» What is asked
Can you write out the listing below again with every "colorbar" swapped for "color-scale" and nothing else changed? Omit the pictures.

» Layout dataset entries

--- begin ---

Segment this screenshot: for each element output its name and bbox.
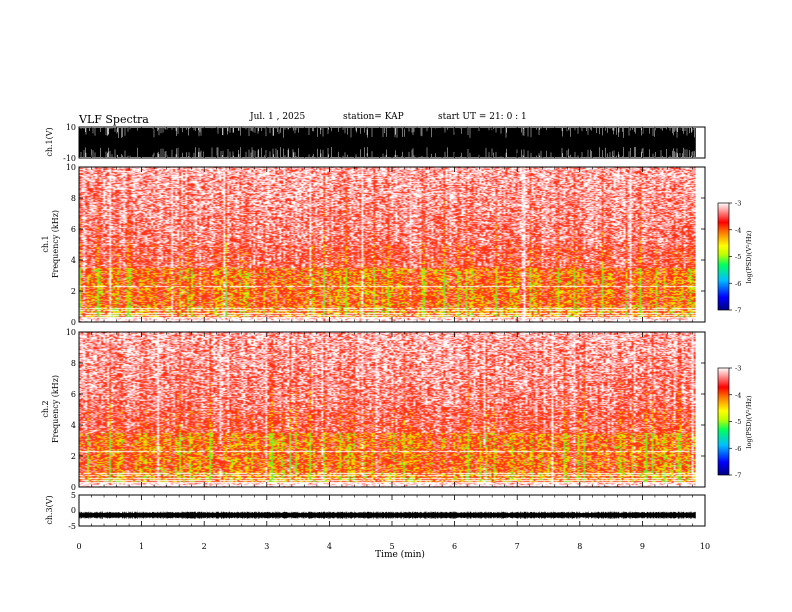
ch1-ytick-bottom: -10 [63,154,76,163]
ch3-waveform-trace [78,511,696,519]
ch1-spectrogram-panel: ch.1 Frequency (kHz) 0 2 4 6 8 10 [41,163,706,327]
time-tick-label: 5 [389,542,394,551]
time-tick-label: 6 [452,542,457,551]
ch2-spectrogram-ylabel-frequency: Frequency (kHz) [51,375,60,443]
ch1-waveform-ylabel: ch.1(V) [45,127,54,156]
ch3-waveform-panel: ch.3(V) 5 0 -5 [45,491,706,531]
ch2-spectrogram-ytick-label: 4 [71,421,76,430]
time-tick-label: 3 [264,542,269,551]
ch2-colorbar: -7 -6 -5 -4 -3 log(PSD)(V²/Hz) [717,365,753,480]
ch2-spectrogram-ylabel-channel: ch.2 [41,400,50,417]
ch1-spectrogram-ylabel-frequency: Frequency (kHz) [51,210,60,278]
ch2-colorbar-gradient [717,367,730,476]
time-axis-ticks [78,127,706,526]
ch2-colorbar-tick-label: -7 [735,472,741,480]
ch1-colorbar-tick-label: -6 [735,280,741,288]
ch1-spectrogram-ytick-label: 6 [71,225,76,234]
station-label: station= KAP [343,112,404,122]
ch1-waveform-trace [78,128,696,157]
ch1-colorbar-ticks: -7 -6 -5 -4 -3 [729,200,741,315]
time-tick-label: 10 [700,542,710,551]
ch1-colorbar-gradient [717,202,730,311]
ch1-waveform-line [78,128,696,157]
ch3-waveform-line [78,511,696,519]
ch1-colorbar-tick-label: -5 [735,253,741,261]
date-label: Jul. 1 , 2025 [250,112,306,122]
ch2-spectrogram-yticks: 0 2 4 6 8 10 [66,328,705,492]
ch1-colorbar-tick-label: -3 [735,200,741,208]
time-tick-label: 7 [515,542,520,551]
ch1-spectrogram-ytick-label: 0 [71,318,76,327]
ch1-colorbar: -7 -6 -5 -4 -3 log(PSD)(V²/Hz) [717,200,753,315]
ch2-colorbar-tick-label: -4 [735,391,741,399]
ch1-waveform-panel: ch.1(V) 10 -10 [45,123,706,163]
ch2-spectrogram-ytick-label: 10 [66,328,76,337]
ch1-spectrogram-yticks: 0 2 4 6 8 10 [66,163,705,327]
ch3-ytick-0: 0 [71,506,76,515]
ch1-ytick-top: 10 [66,123,76,132]
ch2-colorbar-tick-label: -5 [735,418,741,426]
time-tick-label: 4 [327,542,332,551]
ch3-waveform-ylabel: ch.3(V) [45,495,54,524]
ch2-colorbar-ticks: -7 -6 -5 -4 -3 [729,365,741,480]
ch2-colorbar-tick-label: -3 [735,365,741,373]
time-tick-label: 1 [139,542,144,551]
start-time-label: start UT = 21: 0 : 1 [438,112,527,122]
ch3-ytick-neg5: -5 [68,522,76,531]
time-axis-tick-labels: 0 1 2 3 4 5 6 7 8 9 10 [76,542,710,551]
ch2-spectrogram-ytick-label: 0 [71,483,76,492]
ch1-spectrogram-ytick-label: 2 [71,287,76,296]
ch2-spectrogram-ytick-label: 2 [71,452,76,461]
ch1-colorbar-label: log(PSD)(V²/Hz) [745,230,753,283]
ch1-spectrogram-ylabel-channel: ch.1 [41,235,50,252]
ch2-spectrogram-ytick-label: 8 [71,359,76,368]
ch1-colorbar-tick-label: -7 [735,307,741,315]
ch1-colorbar-tick-label: -4 [735,226,741,234]
ch1-spectrogram-ytick-label: 4 [71,256,76,265]
time-tick-label: 2 [202,542,207,551]
ch2-spectrogram-image [79,332,696,487]
ch1-spectrogram-image [79,167,696,322]
time-tick-label: 0 [76,542,81,551]
ch3-ytick-5: 5 [71,491,76,500]
chart-title: VLF Spectra [79,113,149,126]
ch2-spectrogram-ytick-label: 6 [71,390,76,399]
ch2-colorbar-tick-label: -6 [735,445,741,453]
time-tick-label: 8 [577,542,582,551]
ch1-spectrogram-ytick-label: 10 [66,163,76,172]
time-axis-label: Time (min) [375,549,425,560]
ch2-spectrogram-panel: ch.2 Frequency (kHz) 0 2 4 6 8 10 [41,328,706,492]
ch1-spectrogram-ytick-label: 8 [71,194,76,203]
ch2-colorbar-label: log(PSD)(V²/Hz) [745,395,753,448]
time-tick-label: 9 [640,542,645,551]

--- end ---

» Finished exercise
Segment this screenshot: for each element output its name and bbox.
ch1-ytick-bottom: -10 [63,154,76,163]
ch3-waveform-trace [78,511,696,519]
ch1-spectrogram-panel: ch.1 Frequency (kHz) 0 2 4 6 8 10 [41,163,706,327]
time-tick-label: 5 [389,542,394,551]
time-tick-label: 6 [452,542,457,551]
ch2-spectrogram-ylabel-frequency: Frequency (kHz) [51,375,60,443]
ch1-waveform-ylabel: ch.1(V) [45,127,54,156]
ch3-waveform-panel: ch.3(V) 5 0 -5 [45,491,706,531]
ch2-spectrogram-ytick-label: 4 [71,421,76,430]
time-tick-label: 3 [264,542,269,551]
ch2-color-scale: -7 -6 -5 -4 -3 log(PSD)(V²/Hz) [717,365,753,480]
ch2-spectrogram-ylabel-channel: ch.2 [41,400,50,417]
ch1-spectrogram-ylabel-frequency: Frequency (kHz) [51,210,60,278]
ch2-color-scale-gradient [717,367,730,476]
time-axis-ticks [78,127,706,526]
ch2-color-scale-tick-label: -7 [735,472,741,480]
ch1-color-scale-tick-label: -6 [735,280,741,288]
ch1-spectrogram-ytick-label: 6 [71,225,76,234]
station-label: station= KAP [343,112,404,122]
ch1-waveform-trace [78,128,696,157]
ch1-color-scale-ticks: -7 -6 -5 -4 -3 [729,200,741,315]
time-tick-label: 10 [700,542,710,551]
ch1-color-scale-gradient [717,202,730,311]
ch1-waveform-line [78,128,696,157]
ch3-waveform-line [78,511,696,519]
ch1-color-scale-tick-label: -5 [735,253,741,261]
date-label: Jul. 1 , 2025 [250,112,306,122]
ch2-spectrogram-yticks: 0 2 4 6 8 10 [66,328,705,492]
ch1-color-scale-tick-label: -3 [735,200,741,208]
time-tick-label: 7 [515,542,520,551]
ch1-spectrogram-ytick-label: 0 [71,318,76,327]
ch1-color-scale: -7 -6 -5 -4 -3 log(PSD)(V²/Hz) [717,200,753,315]
ch2-color-scale-tick-label: -4 [735,391,741,399]
ch1-waveform-panel: ch.1(V) 10 -10 [45,123,706,163]
ch2-spectrogram-ytick-label: 10 [66,328,76,337]
ch1-spectrogram-yticks: 0 2 4 6 8 10 [66,163,705,327]
ch3-ytick-0: 0 [71,506,76,515]
ch1-ytick-top: 10 [66,123,76,132]
ch2-color-scale-tick-label: -5 [735,418,741,426]
time-tick-label: 4 [327,542,332,551]
ch3-waveform-ylabel: ch.3(V) [45,495,54,524]
ch2-color-scale-ticks: -7 -6 -5 -4 -3 [729,365,741,480]
ch2-color-scale-tick-label: -3 [735,365,741,373]
time-tick-label: 1 [139,542,144,551]
start-time-label: start UT = 21: 0 : 1 [438,112,527,122]
ch3-ytick-neg5: -5 [68,522,76,531]
time-axis-tick-labels: 0 1 2 3 4 5 6 7 8 9 10 [76,542,710,551]
ch2-spectrogram-ytick-label: 0 [71,483,76,492]
ch1-spectrogram-ytick-label: 2 [71,287,76,296]
ch2-spectrogram-ytick-label: 2 [71,452,76,461]
ch1-color-scale-label: log(PSD)(V²/Hz) [745,230,753,283]
ch1-spectrogram-ylabel-channel: ch.1 [41,235,50,252]
ch2-spectrogram-ytick-label: 8 [71,359,76,368]
ch1-color-scale-tick-label: -7 [735,307,741,315]
ch1-color-scale-tick-label: -4 [735,226,741,234]
ch1-spectrogram-ytick-label: 4 [71,256,76,265]
time-tick-label: 2 [202,542,207,551]
ch2-spectrogram-image [79,332,696,487]
ch1-spectrogram-image [79,167,696,322]
time-tick-label: 0 [76,542,81,551]
ch3-ytick-5: 5 [71,491,76,500]
chart-title: VLF Spectra [79,113,149,126]
ch2-spectrogram-ytick-label: 6 [71,390,76,399]
ch2-color-scale-tick-label: -6 [735,445,741,453]
time-tick-label: 8 [577,542,582,551]
ch1-spectrogram-ytick-label: 10 [66,163,76,172]
time-axis-label: Time (min) [375,549,425,560]
ch2-spectrogram-panel: ch.2 Frequency (kHz) 0 2 4 6 8 10 [41,328,706,492]
ch1-spectrogram-ytick-label: 8 [71,194,76,203]
ch2-color-scale-label: log(PSD)(V²/Hz) [745,395,753,448]
time-tick-label: 9 [640,542,645,551]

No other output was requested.